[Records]
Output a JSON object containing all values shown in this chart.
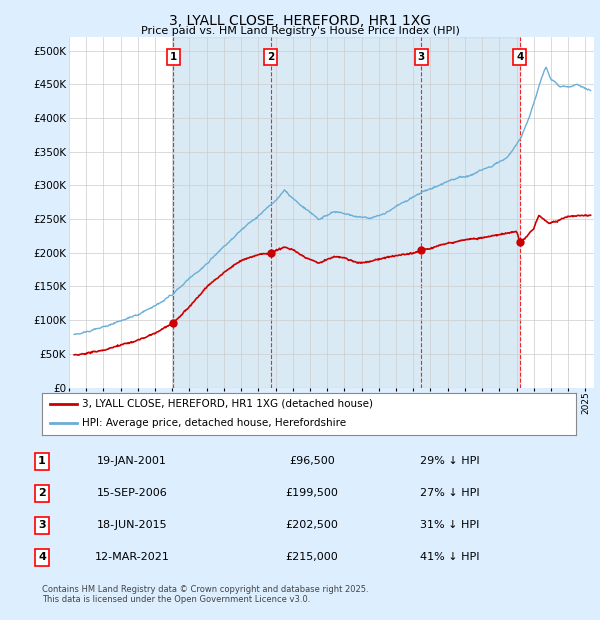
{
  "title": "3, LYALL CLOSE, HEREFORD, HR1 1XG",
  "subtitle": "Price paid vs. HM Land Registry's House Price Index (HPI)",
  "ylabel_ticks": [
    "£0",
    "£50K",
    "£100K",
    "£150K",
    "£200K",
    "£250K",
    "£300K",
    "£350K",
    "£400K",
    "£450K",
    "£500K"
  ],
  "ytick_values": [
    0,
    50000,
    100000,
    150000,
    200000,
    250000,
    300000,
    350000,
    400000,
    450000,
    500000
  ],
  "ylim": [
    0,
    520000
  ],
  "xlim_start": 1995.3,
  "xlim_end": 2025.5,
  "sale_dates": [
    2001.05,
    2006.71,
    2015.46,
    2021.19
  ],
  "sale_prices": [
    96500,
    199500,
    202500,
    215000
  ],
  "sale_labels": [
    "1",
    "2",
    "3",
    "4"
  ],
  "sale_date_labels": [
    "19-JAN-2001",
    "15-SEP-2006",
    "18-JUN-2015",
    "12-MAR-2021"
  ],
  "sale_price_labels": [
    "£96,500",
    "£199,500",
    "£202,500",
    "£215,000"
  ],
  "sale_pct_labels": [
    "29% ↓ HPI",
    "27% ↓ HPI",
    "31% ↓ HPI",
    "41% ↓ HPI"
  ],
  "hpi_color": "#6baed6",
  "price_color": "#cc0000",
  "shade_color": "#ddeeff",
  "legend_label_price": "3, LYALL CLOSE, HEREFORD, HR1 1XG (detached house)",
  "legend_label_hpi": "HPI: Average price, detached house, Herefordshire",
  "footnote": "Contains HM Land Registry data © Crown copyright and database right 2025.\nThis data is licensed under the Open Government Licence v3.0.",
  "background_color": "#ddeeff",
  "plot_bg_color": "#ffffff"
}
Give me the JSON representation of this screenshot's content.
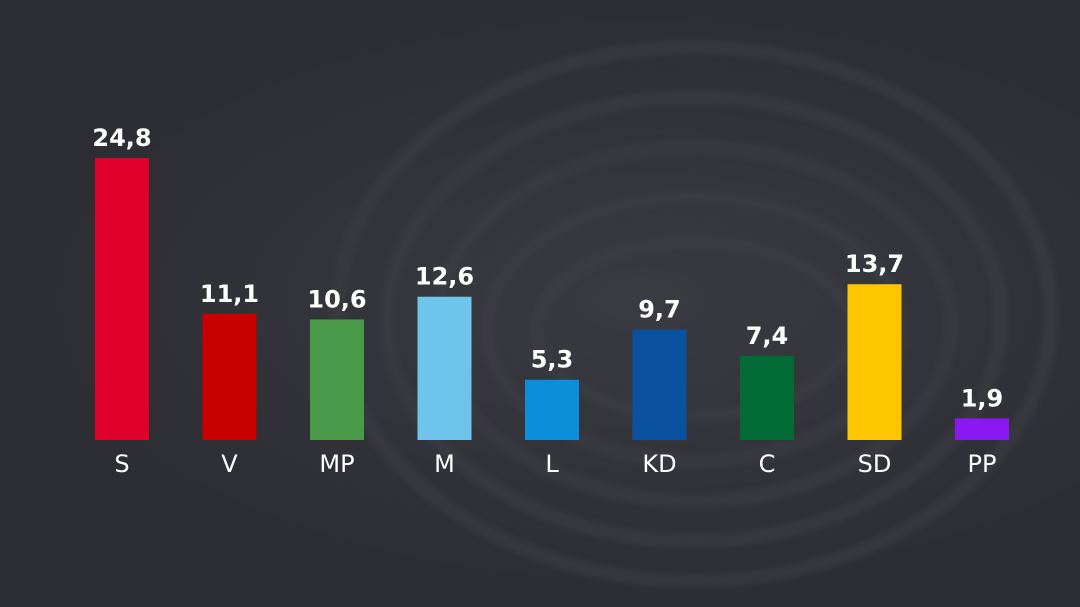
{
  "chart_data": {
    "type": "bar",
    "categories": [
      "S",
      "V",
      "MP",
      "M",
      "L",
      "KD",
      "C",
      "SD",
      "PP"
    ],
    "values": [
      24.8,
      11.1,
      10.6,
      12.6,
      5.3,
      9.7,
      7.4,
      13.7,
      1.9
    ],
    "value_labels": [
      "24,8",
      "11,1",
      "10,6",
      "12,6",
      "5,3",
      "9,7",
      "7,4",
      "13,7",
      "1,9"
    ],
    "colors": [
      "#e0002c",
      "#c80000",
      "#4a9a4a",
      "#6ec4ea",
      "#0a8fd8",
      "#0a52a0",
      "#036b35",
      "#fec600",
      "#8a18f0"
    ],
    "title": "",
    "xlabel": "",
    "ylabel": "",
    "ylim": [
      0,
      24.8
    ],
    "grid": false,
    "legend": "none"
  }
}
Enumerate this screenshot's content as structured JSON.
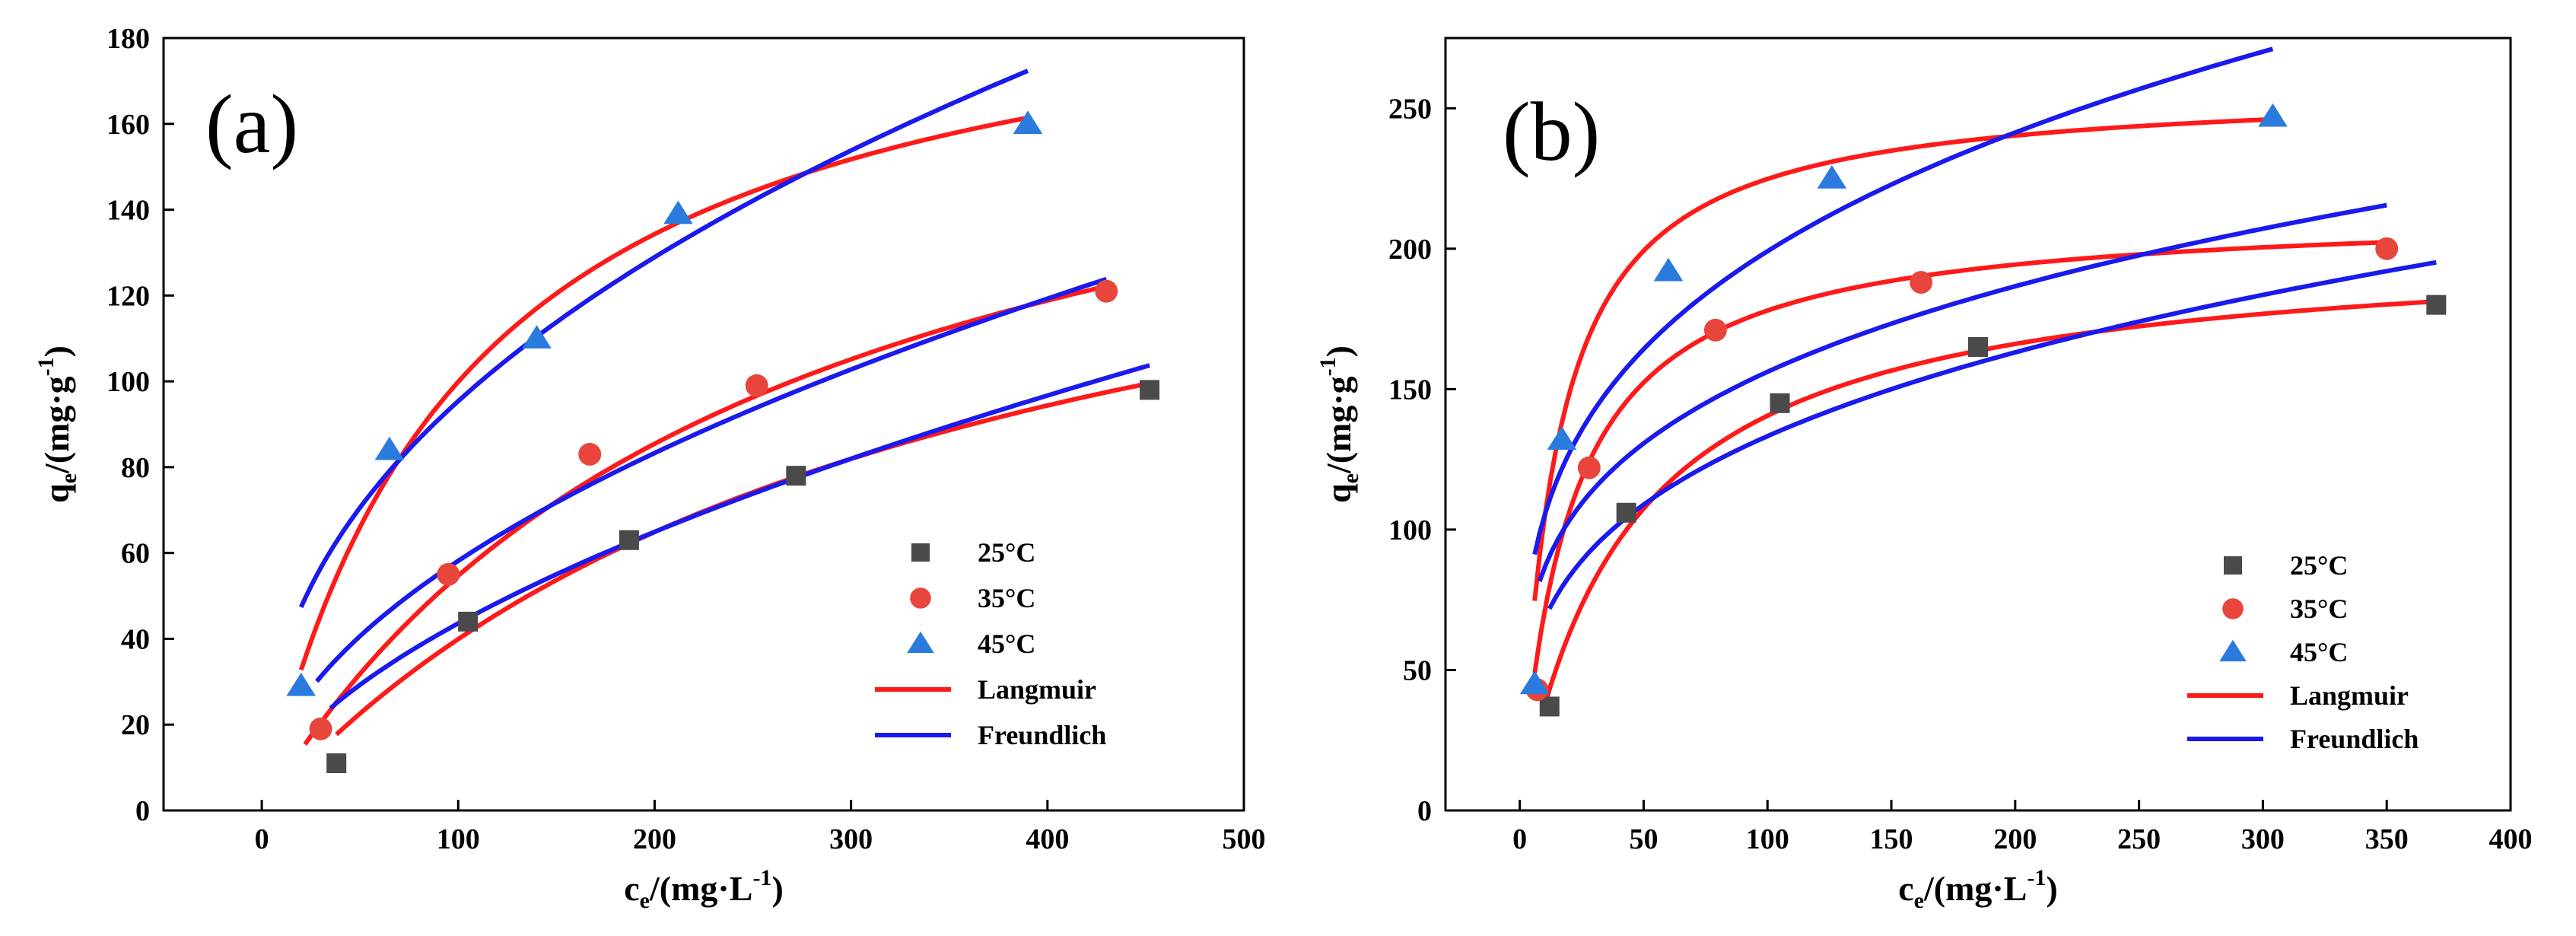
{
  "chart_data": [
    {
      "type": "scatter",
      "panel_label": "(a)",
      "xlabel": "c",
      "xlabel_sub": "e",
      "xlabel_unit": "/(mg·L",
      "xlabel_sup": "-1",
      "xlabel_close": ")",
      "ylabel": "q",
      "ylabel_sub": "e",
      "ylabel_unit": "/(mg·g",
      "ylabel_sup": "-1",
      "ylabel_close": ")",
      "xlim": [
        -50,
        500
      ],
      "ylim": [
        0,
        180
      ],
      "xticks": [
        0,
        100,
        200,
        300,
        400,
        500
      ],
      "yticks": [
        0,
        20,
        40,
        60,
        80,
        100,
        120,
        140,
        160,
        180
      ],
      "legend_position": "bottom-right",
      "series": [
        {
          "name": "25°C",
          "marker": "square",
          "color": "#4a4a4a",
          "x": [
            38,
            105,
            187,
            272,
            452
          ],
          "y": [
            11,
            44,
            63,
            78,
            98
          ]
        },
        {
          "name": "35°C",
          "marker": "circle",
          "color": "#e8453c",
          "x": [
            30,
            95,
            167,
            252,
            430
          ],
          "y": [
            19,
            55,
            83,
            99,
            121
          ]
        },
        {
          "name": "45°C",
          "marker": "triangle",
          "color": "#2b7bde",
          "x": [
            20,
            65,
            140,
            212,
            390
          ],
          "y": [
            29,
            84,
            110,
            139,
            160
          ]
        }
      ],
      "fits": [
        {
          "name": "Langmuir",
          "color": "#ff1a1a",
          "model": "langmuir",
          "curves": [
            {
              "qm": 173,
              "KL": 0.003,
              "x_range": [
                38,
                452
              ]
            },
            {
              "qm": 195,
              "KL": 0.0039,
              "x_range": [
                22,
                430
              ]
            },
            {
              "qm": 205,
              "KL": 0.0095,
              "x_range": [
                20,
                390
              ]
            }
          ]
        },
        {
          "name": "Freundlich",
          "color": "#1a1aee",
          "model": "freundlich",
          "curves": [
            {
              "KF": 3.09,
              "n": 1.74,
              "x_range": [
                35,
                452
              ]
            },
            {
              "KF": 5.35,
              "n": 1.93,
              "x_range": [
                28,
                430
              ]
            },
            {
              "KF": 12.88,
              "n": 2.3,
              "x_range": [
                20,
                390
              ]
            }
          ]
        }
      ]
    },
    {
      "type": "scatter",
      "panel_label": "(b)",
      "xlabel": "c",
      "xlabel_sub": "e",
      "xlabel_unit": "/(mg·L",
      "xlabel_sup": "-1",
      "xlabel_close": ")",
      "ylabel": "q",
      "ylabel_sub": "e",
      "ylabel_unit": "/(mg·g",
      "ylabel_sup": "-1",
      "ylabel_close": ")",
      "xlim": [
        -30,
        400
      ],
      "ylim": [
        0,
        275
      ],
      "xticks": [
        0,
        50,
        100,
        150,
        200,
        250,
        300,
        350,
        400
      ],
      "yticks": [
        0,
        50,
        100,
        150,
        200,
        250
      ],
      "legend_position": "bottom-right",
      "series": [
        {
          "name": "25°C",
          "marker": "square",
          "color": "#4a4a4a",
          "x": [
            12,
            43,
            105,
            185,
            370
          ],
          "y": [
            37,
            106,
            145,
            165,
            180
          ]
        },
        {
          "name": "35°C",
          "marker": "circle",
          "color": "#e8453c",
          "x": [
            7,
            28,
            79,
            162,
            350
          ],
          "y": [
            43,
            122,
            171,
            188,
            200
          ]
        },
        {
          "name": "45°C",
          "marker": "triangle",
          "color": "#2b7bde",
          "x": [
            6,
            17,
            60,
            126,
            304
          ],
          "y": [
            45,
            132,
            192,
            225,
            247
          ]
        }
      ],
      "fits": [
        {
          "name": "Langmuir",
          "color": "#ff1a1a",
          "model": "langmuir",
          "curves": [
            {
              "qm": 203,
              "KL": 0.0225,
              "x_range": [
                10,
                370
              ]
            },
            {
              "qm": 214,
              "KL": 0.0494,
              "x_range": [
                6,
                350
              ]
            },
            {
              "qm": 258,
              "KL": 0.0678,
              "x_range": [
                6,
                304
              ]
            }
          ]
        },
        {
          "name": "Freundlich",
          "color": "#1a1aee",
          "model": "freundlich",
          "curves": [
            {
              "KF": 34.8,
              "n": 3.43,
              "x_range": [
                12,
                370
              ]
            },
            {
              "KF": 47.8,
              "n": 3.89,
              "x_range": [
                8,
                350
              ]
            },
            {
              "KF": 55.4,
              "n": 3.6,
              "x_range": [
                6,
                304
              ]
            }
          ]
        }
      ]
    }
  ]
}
* * *
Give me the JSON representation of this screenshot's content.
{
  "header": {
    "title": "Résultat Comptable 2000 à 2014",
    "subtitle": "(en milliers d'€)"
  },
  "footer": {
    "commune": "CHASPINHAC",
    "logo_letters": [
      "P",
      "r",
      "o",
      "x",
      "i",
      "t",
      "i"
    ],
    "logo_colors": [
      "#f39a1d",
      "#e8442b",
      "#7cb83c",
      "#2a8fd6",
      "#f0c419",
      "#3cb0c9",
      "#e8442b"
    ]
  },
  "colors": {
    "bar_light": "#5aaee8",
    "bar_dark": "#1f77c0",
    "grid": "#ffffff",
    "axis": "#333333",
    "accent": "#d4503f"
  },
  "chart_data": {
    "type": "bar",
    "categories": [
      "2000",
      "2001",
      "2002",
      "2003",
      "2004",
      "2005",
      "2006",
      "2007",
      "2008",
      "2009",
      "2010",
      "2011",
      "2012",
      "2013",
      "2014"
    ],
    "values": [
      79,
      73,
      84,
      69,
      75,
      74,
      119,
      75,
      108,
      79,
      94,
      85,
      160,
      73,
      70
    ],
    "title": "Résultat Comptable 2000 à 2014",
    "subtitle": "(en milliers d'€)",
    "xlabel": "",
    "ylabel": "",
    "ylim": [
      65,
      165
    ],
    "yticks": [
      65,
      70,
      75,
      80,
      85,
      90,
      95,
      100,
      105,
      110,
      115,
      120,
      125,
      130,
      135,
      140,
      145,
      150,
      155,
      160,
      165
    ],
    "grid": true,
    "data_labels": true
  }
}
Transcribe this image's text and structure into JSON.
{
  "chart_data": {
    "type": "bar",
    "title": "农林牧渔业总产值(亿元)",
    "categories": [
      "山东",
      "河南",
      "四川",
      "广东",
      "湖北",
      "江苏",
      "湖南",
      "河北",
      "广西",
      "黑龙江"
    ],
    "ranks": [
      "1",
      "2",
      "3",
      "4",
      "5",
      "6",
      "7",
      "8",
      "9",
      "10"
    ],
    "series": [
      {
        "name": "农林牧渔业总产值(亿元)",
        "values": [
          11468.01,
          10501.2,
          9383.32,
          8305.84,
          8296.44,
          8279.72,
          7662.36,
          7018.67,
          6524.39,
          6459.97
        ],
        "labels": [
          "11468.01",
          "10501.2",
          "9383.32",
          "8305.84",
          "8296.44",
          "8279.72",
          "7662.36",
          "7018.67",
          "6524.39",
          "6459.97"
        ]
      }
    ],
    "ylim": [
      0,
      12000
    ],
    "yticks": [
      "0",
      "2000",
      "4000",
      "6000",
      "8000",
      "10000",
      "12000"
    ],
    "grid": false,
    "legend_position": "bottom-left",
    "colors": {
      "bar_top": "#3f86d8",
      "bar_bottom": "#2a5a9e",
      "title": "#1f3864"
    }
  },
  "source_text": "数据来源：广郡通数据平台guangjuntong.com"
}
...
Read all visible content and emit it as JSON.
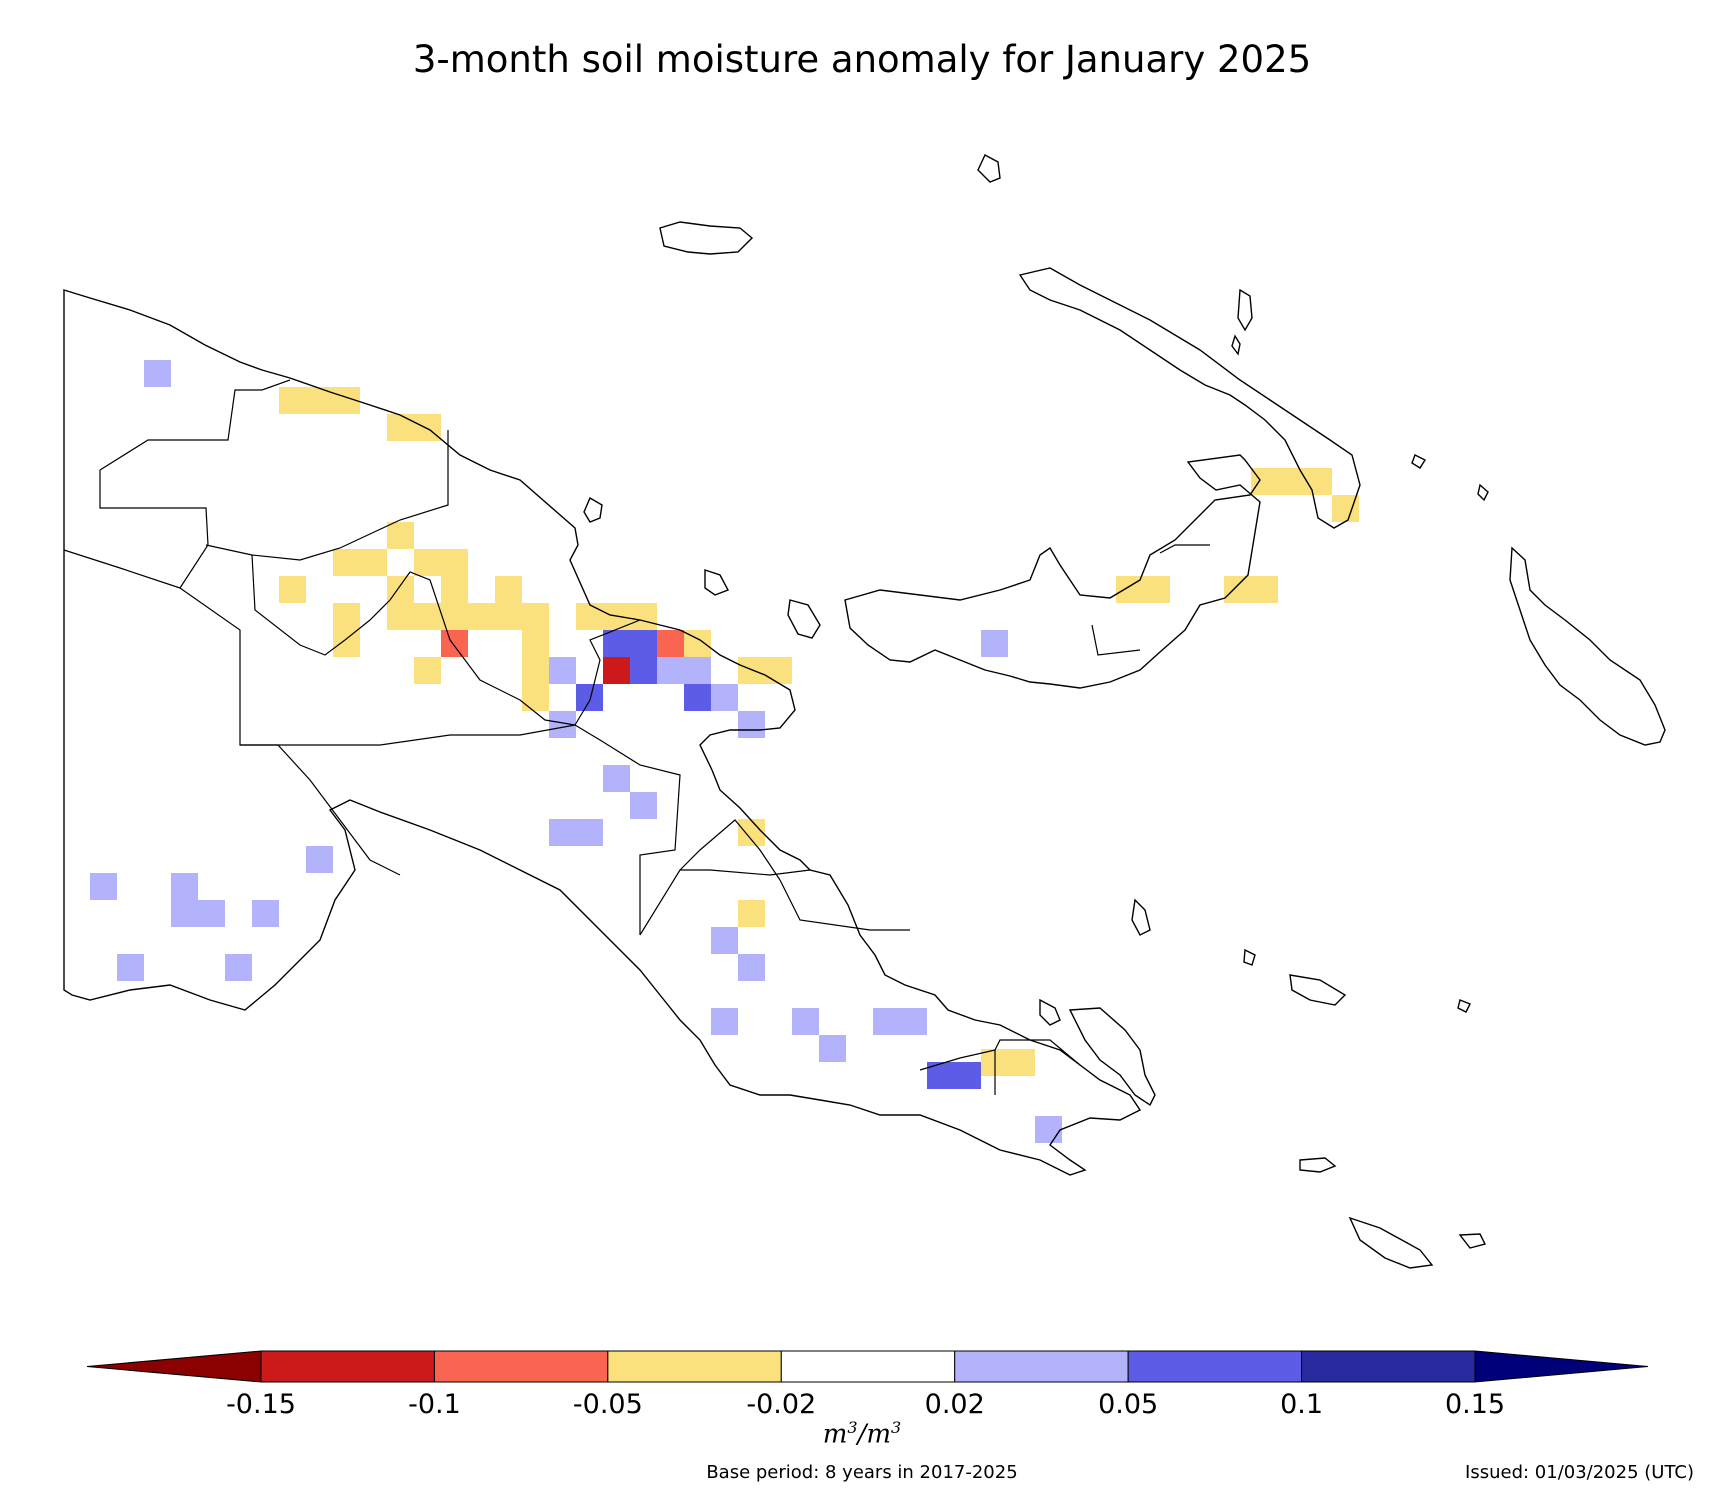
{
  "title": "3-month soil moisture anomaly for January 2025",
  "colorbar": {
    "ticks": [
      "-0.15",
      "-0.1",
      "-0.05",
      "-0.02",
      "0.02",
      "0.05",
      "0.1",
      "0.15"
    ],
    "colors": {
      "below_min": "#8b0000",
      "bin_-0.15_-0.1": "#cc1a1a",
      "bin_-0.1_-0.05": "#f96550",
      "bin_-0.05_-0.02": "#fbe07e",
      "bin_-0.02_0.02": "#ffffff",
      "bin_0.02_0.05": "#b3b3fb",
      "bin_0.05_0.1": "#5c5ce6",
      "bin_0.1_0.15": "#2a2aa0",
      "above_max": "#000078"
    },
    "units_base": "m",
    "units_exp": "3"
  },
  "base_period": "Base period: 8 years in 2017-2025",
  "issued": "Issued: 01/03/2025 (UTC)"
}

TASK PROMPT –
How many lines in the listing contain "grid"? Answer with the number alone.

ANSWER IN FULL –
4